Layout annotation data

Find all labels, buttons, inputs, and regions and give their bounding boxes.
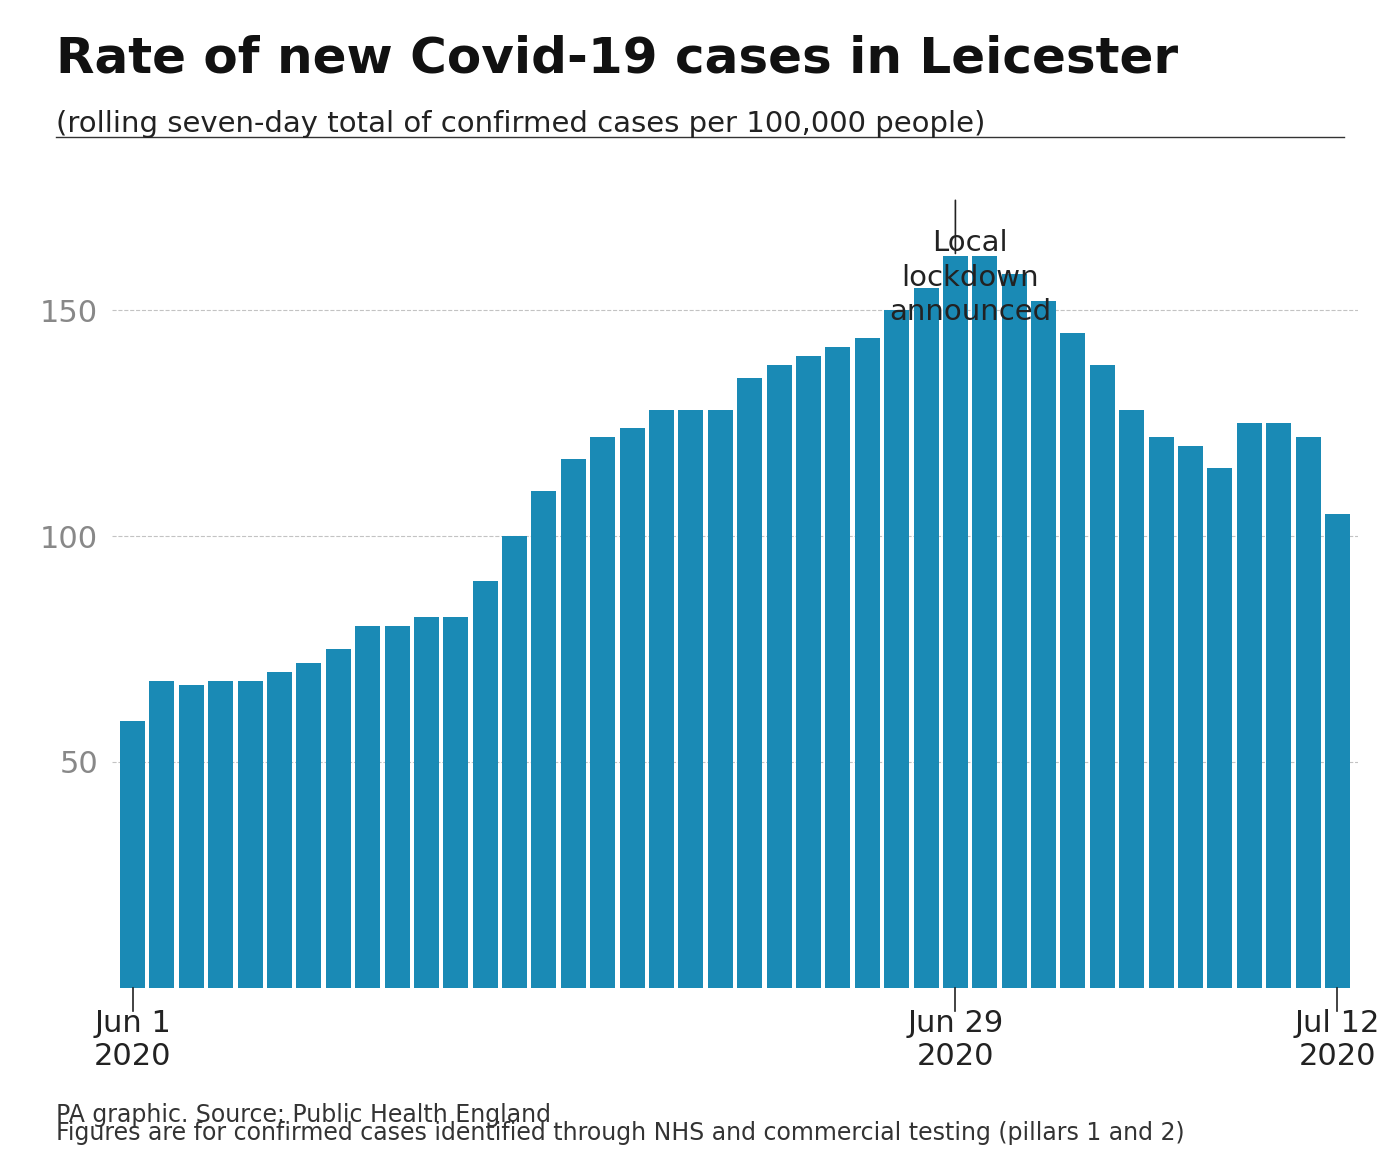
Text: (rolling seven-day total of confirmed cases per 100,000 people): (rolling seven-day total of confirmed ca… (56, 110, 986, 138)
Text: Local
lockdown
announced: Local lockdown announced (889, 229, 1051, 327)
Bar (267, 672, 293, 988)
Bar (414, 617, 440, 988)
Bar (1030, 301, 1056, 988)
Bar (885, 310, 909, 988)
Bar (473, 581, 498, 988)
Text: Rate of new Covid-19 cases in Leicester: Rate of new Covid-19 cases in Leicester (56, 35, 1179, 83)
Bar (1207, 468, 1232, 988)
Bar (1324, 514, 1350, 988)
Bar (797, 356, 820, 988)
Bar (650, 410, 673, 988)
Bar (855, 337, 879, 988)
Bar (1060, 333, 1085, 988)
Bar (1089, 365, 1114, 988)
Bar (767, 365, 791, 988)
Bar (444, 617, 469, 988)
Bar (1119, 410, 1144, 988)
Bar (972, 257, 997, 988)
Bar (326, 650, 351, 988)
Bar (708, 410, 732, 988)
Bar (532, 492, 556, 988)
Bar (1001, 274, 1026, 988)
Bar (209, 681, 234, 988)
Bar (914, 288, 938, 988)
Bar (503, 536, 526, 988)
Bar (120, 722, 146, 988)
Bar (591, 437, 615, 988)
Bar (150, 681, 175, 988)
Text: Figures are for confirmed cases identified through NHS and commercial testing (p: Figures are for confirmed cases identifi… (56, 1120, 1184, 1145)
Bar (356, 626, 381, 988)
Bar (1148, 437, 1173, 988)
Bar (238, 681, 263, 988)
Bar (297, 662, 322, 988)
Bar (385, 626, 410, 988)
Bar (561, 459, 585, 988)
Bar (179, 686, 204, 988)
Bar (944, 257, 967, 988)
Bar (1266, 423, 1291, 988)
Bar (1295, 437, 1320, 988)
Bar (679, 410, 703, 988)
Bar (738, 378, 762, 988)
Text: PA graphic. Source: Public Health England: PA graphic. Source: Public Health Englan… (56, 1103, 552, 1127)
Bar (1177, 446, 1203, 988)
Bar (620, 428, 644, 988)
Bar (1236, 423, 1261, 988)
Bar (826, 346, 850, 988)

THE PROBLEM: Rewrite the data above with each "Bar" swapped for "Column" and nothing else altered, leaving out the pictures.

FINISHED TASK:
Find all labels, buttons, inputs, and regions and give their bounding boxes.
Text: (rolling seven-day total of confirmed cases per 100,000 people): (rolling seven-day total of confirmed ca… (56, 110, 986, 138)
Text: Local
lockdown
announced: Local lockdown announced (889, 229, 1051, 327)
Column (267, 672, 293, 988)
Column (414, 617, 440, 988)
Column (1030, 301, 1056, 988)
Column (885, 310, 909, 988)
Column (473, 581, 498, 988)
Text: Rate of new Covid-19 cases in Leicester: Rate of new Covid-19 cases in Leicester (56, 35, 1179, 83)
Column (1207, 468, 1232, 988)
Column (1324, 514, 1350, 988)
Column (797, 356, 820, 988)
Column (650, 410, 673, 988)
Column (855, 337, 879, 988)
Column (1060, 333, 1085, 988)
Column (1089, 365, 1114, 988)
Column (767, 365, 791, 988)
Column (444, 617, 469, 988)
Column (1119, 410, 1144, 988)
Column (972, 257, 997, 988)
Column (326, 650, 351, 988)
Column (708, 410, 732, 988)
Column (532, 492, 556, 988)
Column (1001, 274, 1026, 988)
Column (209, 681, 234, 988)
Column (914, 288, 938, 988)
Column (503, 536, 526, 988)
Column (120, 722, 146, 988)
Column (591, 437, 615, 988)
Column (150, 681, 175, 988)
Text: Figures are for confirmed cases identified through NHS and commercial testing (p: Figures are for confirmed cases identifi… (56, 1120, 1184, 1145)
Column (356, 626, 381, 988)
Column (1148, 437, 1173, 988)
Column (238, 681, 263, 988)
Column (297, 662, 322, 988)
Column (385, 626, 410, 988)
Column (561, 459, 585, 988)
Column (179, 686, 204, 988)
Column (944, 257, 967, 988)
Column (1266, 423, 1291, 988)
Column (1295, 437, 1320, 988)
Column (679, 410, 703, 988)
Column (738, 378, 762, 988)
Text: PA graphic. Source: Public Health England: PA graphic. Source: Public Health Englan… (56, 1103, 552, 1127)
Column (1177, 446, 1203, 988)
Column (620, 428, 644, 988)
Column (1236, 423, 1261, 988)
Column (826, 346, 850, 988)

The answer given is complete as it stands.